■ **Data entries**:
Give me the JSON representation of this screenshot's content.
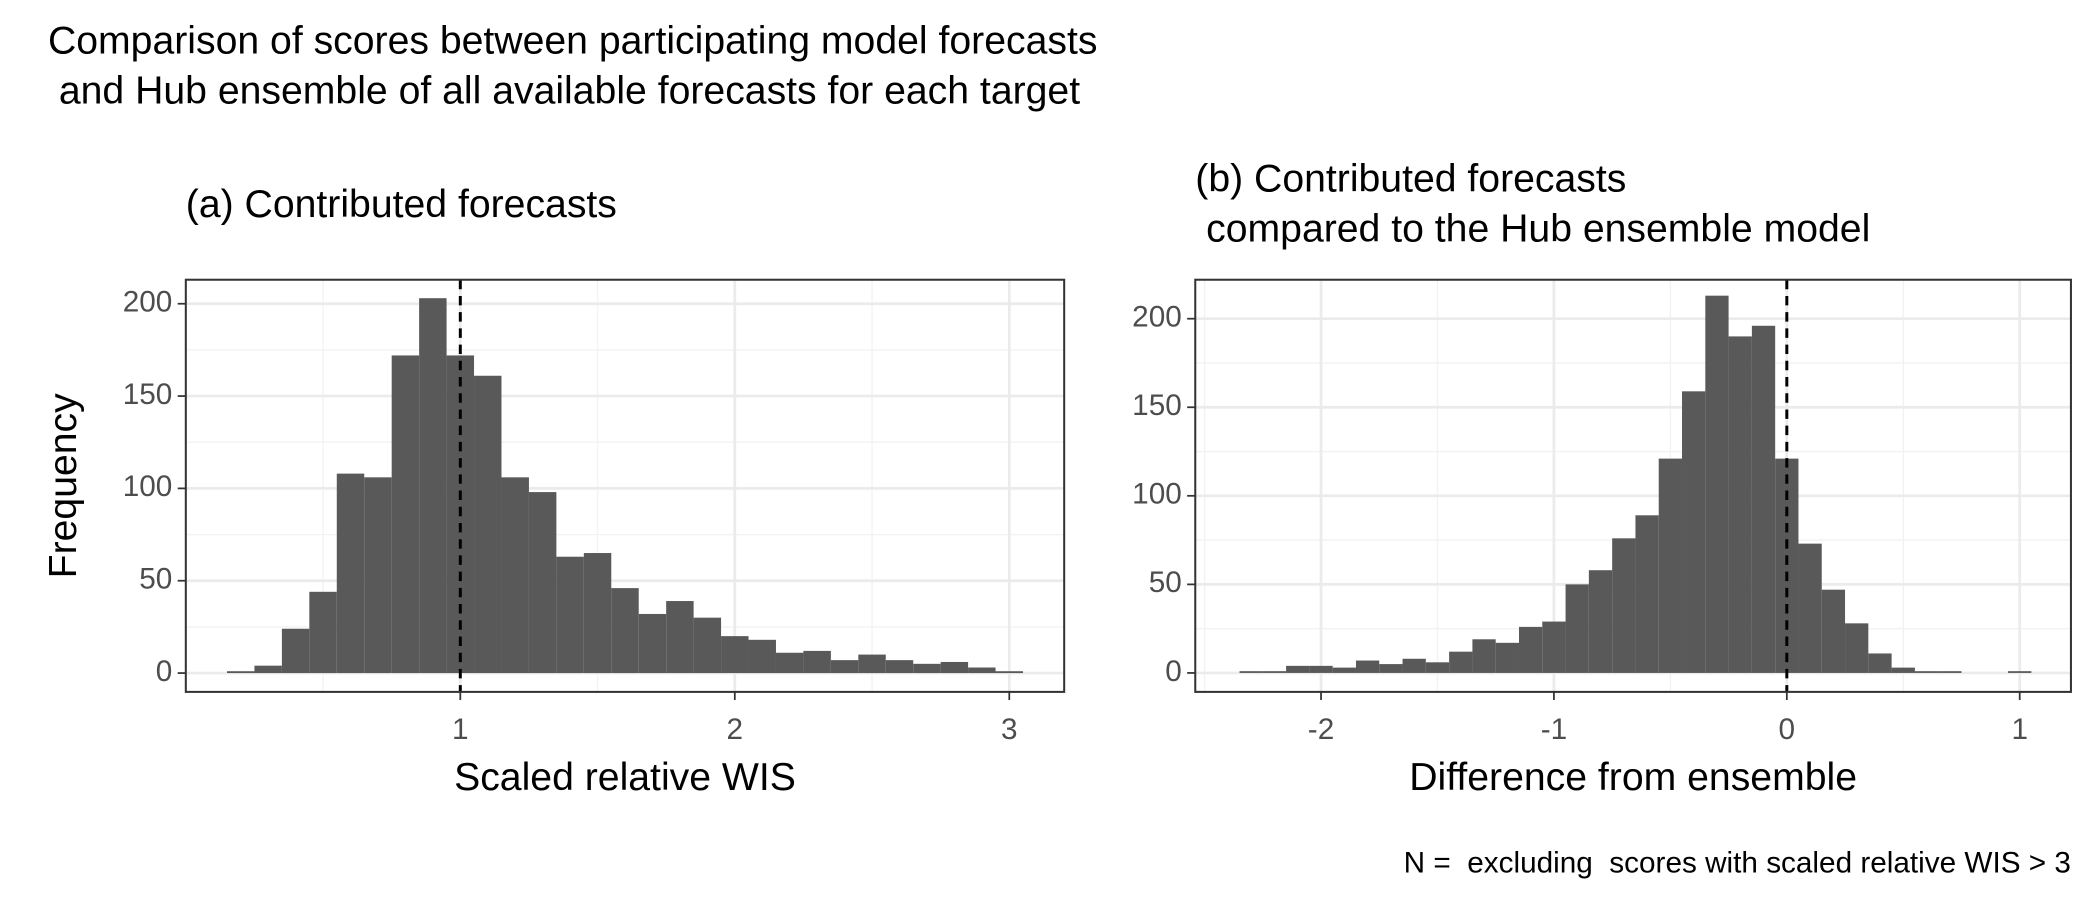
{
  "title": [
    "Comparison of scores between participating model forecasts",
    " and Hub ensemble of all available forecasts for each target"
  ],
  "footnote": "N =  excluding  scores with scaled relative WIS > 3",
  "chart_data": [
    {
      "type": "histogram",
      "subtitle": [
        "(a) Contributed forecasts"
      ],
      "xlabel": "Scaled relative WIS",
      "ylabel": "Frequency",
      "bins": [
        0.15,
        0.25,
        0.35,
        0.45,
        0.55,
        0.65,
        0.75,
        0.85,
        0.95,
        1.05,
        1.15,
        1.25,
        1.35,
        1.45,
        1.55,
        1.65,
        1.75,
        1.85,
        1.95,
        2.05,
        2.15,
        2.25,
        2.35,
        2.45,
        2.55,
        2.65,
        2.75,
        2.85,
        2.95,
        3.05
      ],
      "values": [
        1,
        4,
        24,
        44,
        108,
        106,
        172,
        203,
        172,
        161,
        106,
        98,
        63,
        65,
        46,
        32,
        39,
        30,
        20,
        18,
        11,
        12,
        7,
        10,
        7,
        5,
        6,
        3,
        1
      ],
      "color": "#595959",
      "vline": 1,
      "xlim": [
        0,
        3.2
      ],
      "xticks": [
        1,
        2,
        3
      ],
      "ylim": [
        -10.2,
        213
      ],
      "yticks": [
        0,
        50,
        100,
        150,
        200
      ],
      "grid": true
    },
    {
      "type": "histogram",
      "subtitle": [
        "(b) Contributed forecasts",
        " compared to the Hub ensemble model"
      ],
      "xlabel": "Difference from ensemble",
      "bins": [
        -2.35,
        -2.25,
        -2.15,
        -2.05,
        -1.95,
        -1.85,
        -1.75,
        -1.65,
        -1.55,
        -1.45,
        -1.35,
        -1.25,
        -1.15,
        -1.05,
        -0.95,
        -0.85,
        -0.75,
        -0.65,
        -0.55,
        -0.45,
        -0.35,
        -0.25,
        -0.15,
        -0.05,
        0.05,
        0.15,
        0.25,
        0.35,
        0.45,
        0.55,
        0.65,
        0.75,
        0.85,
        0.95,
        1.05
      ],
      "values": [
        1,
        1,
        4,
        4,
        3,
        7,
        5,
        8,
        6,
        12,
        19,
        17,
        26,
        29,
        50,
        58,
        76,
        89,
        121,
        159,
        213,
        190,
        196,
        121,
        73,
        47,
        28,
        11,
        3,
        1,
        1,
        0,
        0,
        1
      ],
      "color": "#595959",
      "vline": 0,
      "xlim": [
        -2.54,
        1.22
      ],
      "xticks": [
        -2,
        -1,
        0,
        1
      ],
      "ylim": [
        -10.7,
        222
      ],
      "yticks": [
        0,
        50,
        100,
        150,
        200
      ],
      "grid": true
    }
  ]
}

--

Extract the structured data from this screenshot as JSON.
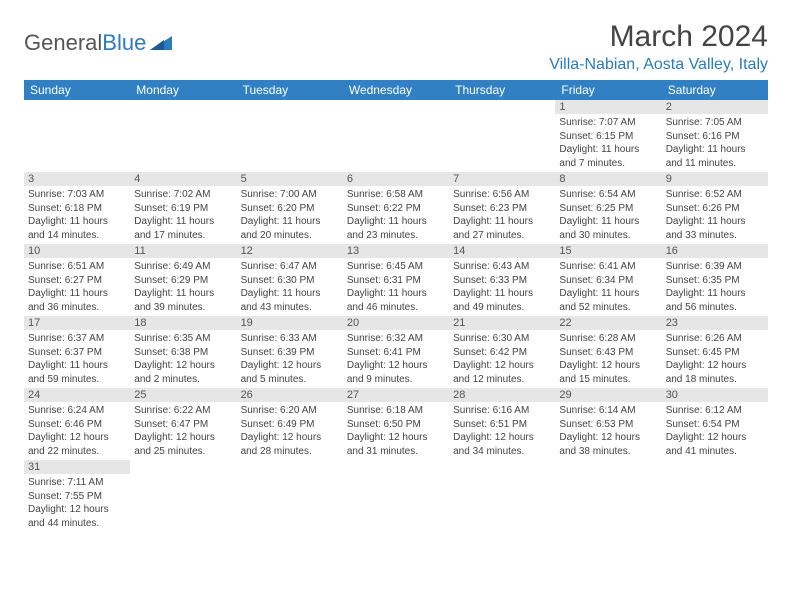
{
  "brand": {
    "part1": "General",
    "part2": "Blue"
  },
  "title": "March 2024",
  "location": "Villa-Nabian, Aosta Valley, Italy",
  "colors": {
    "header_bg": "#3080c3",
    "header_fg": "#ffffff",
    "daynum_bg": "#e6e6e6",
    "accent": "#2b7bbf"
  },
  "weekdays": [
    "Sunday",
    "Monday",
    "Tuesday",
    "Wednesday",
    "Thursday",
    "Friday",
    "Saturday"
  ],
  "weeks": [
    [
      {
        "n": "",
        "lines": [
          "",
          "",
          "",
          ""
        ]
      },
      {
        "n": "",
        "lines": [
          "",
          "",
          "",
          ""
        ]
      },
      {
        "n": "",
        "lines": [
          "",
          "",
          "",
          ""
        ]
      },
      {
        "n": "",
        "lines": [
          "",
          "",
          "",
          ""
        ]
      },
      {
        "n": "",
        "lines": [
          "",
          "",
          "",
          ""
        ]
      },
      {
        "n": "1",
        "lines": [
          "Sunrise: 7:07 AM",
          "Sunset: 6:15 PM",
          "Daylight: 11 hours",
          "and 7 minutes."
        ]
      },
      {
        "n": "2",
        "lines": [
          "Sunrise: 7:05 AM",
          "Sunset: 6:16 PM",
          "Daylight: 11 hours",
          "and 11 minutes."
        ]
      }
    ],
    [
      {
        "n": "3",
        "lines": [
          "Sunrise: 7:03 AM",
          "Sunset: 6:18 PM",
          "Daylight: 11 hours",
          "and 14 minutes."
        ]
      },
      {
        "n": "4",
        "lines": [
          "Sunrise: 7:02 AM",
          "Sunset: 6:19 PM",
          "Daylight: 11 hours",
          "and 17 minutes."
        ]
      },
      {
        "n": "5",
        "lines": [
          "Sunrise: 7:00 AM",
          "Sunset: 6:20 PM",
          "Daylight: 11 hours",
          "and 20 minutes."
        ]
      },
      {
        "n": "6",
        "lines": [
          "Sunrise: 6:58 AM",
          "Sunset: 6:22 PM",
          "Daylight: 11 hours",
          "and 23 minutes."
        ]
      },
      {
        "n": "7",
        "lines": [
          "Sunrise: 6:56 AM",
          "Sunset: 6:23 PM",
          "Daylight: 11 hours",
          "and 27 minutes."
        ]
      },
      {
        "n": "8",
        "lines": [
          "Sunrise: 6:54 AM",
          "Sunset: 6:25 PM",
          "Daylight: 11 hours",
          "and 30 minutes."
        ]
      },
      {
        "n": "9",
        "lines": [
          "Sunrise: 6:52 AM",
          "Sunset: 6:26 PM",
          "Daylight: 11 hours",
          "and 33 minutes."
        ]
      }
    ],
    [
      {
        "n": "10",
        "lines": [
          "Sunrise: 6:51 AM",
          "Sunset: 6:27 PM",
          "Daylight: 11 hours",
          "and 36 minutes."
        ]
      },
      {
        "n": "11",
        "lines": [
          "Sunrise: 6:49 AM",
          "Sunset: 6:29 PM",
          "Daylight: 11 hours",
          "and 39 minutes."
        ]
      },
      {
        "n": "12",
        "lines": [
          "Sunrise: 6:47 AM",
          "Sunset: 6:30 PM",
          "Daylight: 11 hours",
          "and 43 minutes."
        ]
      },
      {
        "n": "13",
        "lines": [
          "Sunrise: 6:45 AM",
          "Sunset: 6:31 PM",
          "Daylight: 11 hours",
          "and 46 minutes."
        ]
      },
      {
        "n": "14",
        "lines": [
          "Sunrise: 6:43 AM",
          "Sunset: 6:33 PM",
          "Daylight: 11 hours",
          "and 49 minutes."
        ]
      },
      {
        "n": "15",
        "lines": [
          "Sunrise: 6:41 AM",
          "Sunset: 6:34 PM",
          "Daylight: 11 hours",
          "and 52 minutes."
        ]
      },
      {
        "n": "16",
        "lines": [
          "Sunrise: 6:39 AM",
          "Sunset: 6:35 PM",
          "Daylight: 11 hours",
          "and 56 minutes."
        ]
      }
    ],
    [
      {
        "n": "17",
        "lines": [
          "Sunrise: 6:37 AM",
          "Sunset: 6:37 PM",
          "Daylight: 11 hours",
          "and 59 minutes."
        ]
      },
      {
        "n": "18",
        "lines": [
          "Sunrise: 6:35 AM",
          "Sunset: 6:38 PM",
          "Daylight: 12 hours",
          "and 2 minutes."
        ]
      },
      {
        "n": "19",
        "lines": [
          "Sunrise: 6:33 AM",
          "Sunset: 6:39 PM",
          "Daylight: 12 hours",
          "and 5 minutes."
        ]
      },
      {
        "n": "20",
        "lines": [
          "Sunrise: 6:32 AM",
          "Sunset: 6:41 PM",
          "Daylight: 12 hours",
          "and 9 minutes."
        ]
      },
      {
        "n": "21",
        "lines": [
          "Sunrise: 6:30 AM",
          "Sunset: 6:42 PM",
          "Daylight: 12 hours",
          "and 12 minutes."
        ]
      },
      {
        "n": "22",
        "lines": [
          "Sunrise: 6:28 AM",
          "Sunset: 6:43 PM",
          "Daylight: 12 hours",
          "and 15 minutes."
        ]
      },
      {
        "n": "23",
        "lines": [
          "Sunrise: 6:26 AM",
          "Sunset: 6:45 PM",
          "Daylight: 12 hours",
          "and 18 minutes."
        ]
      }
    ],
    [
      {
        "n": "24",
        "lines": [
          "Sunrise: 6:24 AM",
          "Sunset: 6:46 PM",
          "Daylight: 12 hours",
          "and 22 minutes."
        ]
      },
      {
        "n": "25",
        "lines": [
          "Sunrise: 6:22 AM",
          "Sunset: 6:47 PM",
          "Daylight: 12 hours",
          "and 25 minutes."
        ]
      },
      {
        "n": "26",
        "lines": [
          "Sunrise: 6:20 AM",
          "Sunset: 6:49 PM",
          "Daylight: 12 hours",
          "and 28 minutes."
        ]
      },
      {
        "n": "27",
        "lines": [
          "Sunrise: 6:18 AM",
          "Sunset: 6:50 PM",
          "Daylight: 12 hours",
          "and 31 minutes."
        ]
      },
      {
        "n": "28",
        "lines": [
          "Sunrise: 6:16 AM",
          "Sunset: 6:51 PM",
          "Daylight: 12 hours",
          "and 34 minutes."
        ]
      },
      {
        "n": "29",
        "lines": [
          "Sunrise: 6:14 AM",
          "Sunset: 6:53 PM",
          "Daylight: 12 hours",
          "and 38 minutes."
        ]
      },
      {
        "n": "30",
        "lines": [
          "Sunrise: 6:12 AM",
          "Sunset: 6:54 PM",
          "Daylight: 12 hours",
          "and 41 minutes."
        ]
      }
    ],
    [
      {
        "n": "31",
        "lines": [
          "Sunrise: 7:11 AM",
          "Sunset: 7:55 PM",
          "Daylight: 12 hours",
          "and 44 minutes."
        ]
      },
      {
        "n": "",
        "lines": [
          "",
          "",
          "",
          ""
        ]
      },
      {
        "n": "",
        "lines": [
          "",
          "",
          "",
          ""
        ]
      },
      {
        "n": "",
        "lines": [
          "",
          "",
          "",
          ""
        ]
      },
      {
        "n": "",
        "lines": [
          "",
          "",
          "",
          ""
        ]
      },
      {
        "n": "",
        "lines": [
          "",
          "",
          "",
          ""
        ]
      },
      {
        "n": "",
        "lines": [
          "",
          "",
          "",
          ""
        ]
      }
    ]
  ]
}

* * *

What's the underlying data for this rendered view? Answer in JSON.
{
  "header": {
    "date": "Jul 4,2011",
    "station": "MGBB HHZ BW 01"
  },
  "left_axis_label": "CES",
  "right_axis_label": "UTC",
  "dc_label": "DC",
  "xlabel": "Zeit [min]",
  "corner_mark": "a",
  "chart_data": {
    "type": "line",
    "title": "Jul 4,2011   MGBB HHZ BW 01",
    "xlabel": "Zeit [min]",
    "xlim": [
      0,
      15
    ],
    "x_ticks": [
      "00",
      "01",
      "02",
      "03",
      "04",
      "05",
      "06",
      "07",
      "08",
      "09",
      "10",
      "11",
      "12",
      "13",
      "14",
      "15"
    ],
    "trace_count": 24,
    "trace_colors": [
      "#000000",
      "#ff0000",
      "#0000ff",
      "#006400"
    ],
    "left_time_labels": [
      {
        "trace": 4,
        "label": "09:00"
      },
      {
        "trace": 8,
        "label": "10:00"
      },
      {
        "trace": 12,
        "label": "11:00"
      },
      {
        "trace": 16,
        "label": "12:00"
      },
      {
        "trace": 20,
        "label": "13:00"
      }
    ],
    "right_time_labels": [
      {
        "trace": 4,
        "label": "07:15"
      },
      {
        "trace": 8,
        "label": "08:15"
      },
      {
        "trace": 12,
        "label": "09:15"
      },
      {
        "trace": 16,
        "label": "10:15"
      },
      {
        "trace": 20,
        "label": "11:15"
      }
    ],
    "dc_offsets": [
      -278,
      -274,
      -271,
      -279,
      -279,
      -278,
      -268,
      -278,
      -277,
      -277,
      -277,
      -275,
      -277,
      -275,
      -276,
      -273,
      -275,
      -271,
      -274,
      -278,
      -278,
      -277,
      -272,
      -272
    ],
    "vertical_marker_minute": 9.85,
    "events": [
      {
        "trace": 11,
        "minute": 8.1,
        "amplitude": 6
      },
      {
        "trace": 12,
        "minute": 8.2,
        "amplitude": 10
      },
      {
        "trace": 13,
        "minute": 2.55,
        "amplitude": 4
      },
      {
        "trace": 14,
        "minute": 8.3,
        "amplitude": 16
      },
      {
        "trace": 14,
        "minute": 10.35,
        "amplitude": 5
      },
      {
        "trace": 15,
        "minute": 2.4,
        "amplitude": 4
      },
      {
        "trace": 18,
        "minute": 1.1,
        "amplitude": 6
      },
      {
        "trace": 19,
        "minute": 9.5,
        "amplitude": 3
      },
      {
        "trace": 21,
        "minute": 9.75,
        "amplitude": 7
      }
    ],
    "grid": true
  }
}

■ **GIVEN TASK**:
Select and copy each line from the data that includes the word "ensemble".

■ **ANSWER TO THIS EXERCISE**:
    " and Hub ensemble of all available forecasts for each target"
        " compared to the Hub ensemble model"
      "xlabel": "Difference from ensemble",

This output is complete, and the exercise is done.